-- begin ITEMS --

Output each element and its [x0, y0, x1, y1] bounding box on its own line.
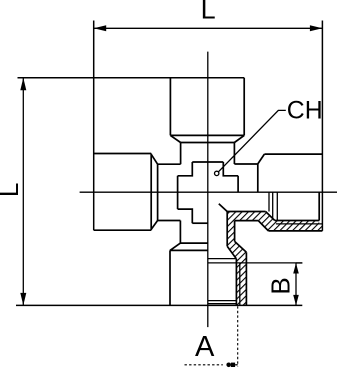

-- end ITEMS --
-- begin ITEMS --

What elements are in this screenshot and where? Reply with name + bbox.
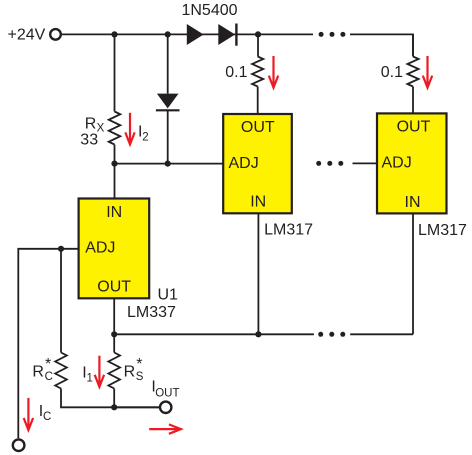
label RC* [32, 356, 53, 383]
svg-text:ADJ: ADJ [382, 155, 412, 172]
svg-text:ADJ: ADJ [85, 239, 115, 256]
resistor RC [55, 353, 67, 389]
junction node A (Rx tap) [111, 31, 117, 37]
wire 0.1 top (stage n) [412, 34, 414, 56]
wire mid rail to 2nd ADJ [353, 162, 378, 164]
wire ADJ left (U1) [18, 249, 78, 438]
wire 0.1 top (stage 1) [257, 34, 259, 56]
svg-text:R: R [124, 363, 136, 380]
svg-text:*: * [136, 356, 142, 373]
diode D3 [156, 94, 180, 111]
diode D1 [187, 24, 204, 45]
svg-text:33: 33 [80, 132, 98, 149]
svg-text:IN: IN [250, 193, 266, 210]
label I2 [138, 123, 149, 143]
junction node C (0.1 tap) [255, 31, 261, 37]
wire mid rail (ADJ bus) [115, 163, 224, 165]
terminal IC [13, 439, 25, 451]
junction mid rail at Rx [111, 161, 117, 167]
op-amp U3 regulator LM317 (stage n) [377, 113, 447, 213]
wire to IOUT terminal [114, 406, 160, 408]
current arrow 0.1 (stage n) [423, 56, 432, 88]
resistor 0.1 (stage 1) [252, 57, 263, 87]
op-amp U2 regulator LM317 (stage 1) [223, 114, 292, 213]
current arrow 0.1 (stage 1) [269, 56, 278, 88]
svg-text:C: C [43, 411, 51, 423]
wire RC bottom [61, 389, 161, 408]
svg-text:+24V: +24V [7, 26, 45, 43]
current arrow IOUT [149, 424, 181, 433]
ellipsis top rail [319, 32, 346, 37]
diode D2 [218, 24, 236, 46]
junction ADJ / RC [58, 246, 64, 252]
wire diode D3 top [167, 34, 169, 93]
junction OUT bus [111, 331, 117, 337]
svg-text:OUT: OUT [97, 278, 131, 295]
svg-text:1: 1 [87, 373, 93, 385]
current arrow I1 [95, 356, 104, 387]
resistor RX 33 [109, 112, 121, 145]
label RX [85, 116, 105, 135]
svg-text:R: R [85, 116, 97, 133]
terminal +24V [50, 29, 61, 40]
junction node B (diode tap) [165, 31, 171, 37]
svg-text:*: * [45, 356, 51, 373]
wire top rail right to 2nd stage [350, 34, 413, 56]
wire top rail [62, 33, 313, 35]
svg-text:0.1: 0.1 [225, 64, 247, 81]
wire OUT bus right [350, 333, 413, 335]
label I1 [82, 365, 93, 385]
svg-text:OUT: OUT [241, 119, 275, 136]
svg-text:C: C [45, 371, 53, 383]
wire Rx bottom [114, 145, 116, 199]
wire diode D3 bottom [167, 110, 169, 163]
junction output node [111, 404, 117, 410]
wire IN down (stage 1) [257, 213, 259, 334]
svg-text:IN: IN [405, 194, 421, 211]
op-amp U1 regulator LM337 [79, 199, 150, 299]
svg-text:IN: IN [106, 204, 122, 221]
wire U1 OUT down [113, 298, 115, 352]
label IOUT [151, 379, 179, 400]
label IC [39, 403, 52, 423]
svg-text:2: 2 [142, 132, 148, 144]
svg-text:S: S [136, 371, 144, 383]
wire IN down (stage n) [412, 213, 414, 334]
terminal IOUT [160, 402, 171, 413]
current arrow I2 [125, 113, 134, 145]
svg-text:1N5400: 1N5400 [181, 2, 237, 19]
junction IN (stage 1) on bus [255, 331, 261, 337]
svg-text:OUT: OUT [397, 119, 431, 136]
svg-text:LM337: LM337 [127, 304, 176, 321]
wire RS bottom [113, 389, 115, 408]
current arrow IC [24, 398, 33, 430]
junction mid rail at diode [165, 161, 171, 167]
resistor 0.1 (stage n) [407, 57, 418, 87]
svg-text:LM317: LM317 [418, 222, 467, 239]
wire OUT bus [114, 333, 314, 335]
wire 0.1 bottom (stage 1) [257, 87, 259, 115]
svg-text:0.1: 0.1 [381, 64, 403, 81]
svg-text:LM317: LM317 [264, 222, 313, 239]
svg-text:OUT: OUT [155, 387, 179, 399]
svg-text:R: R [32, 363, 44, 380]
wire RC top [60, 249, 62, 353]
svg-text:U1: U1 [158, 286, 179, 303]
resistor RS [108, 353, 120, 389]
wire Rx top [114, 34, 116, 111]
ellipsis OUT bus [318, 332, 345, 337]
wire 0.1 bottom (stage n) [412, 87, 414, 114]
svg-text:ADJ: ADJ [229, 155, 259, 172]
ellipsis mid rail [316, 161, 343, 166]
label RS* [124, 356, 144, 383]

-- end ITEMS --
-- begin ITEMS --

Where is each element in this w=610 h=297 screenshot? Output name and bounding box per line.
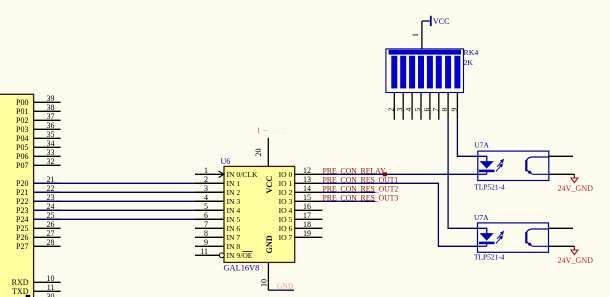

-- end ITEMS --

> _BRIEF_
Set down again the items from the line containing "What elements are" through the line containing "wire ADJ left (U1) [18, 249, 78, 438]", both included, copying each line exactly and leaving out the picture.

> _FULL ANSWER_
What elements are in this screenshot and where? Reply with name + bbox.
label RC* [32, 356, 53, 383]
svg-text:ADJ: ADJ [382, 155, 412, 172]
svg-text:ADJ: ADJ [85, 239, 115, 256]
resistor RC [55, 353, 67, 389]
junction node A (Rx tap) [111, 31, 117, 37]
wire 0.1 top (stage n) [412, 34, 414, 56]
wire mid rail to 2nd ADJ [353, 162, 378, 164]
wire ADJ left (U1) [18, 249, 78, 438]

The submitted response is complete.